GIVEN PROBLEM - Your task is to repeat the entries word for word while leaving out the pictures.

═══ AVAILABLE RECORDS ═══

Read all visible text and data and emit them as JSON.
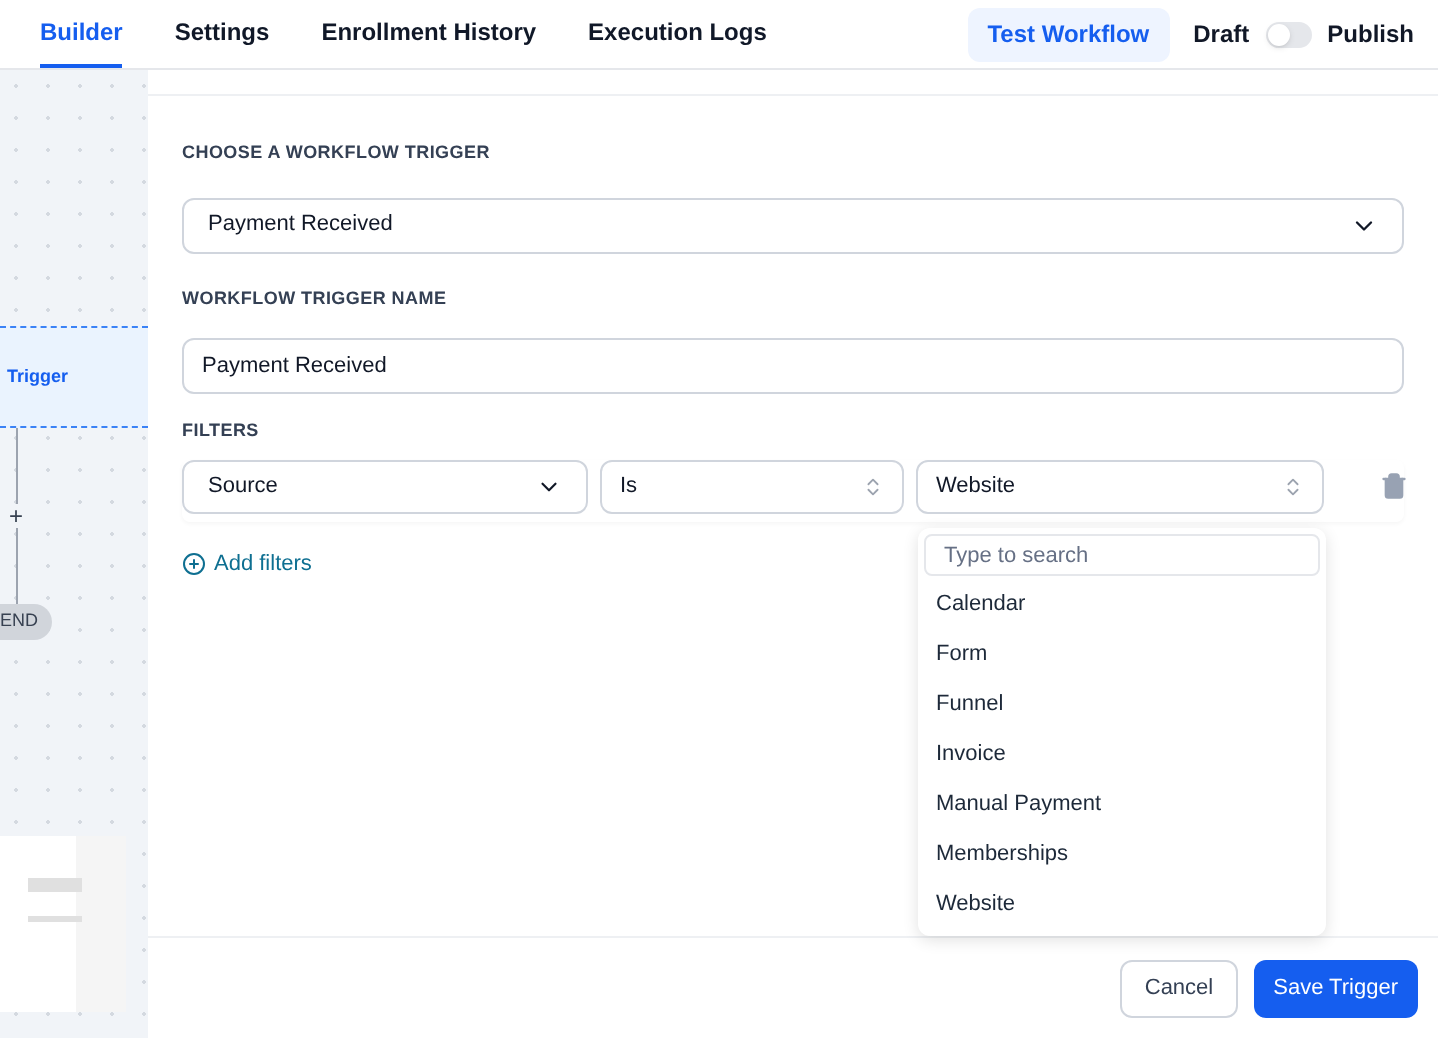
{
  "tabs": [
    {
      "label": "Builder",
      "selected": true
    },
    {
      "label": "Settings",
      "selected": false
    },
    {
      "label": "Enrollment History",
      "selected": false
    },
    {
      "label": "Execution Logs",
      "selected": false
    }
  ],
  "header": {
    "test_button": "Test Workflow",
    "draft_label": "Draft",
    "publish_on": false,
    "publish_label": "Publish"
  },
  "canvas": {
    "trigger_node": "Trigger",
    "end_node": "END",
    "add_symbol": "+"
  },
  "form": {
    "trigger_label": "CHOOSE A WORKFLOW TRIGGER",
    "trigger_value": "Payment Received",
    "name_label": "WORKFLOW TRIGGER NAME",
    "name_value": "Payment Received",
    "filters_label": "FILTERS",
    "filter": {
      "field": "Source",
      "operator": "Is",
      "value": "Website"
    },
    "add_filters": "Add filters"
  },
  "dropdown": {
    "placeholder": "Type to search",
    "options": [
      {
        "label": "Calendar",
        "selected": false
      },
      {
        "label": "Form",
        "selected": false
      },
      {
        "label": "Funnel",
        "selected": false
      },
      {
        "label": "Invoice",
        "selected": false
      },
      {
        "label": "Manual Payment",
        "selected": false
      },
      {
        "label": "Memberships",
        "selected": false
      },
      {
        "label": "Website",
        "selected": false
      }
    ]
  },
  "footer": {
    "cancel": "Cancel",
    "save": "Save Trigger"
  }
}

═══

FINAL ANSWER -
Read all visible text and data and emit them as JSON.
{
  "tabs": [
    {
      "label": "Builder",
      "selected": true
    },
    {
      "label": "Settings",
      "selected": false
    },
    {
      "label": "Enrollment History",
      "selected": false
    },
    {
      "label": "Execution Logs",
      "selected": false
    }
  ],
  "header": {
    "test_button": "Test Workflow",
    "draft_label": "Draft",
    "publish_on": false,
    "publish_label": "Publish"
  },
  "canvas": {
    "trigger_node": "Trigger",
    "end_node": "END",
    "add_symbol": "+"
  },
  "form": {
    "trigger_label": "CHOOSE A WORKFLOW TRIGGER",
    "trigger_value": "Payment Received",
    "name_label": "WORKFLOW TRIGGER NAME",
    "name_value": "Payment Received",
    "filters_label": "FILTERS",
    "filter": {
      "field": "Source",
      "operator": "Is",
      "value": "Website"
    },
    "add_filters": "Add filters"
  },
  "dropdown": {
    "placeholder": "Type to search",
    "options": [
      {
        "label": "Calendar",
        "selected": false
      },
      {
        "label": "Form",
        "selected": false
      },
      {
        "label": "Funnel",
        "selected": false
      },
      {
        "label": "Invoice",
        "selected": false
      },
      {
        "label": "Manual Payment",
        "selected": false
      },
      {
        "label": "Memberships",
        "selected": false
      },
      {
        "label": "Website",
        "selected": false
      }
    ]
  },
  "footer": {
    "cancel": "Cancel",
    "save": "Save Trigger"
  }
}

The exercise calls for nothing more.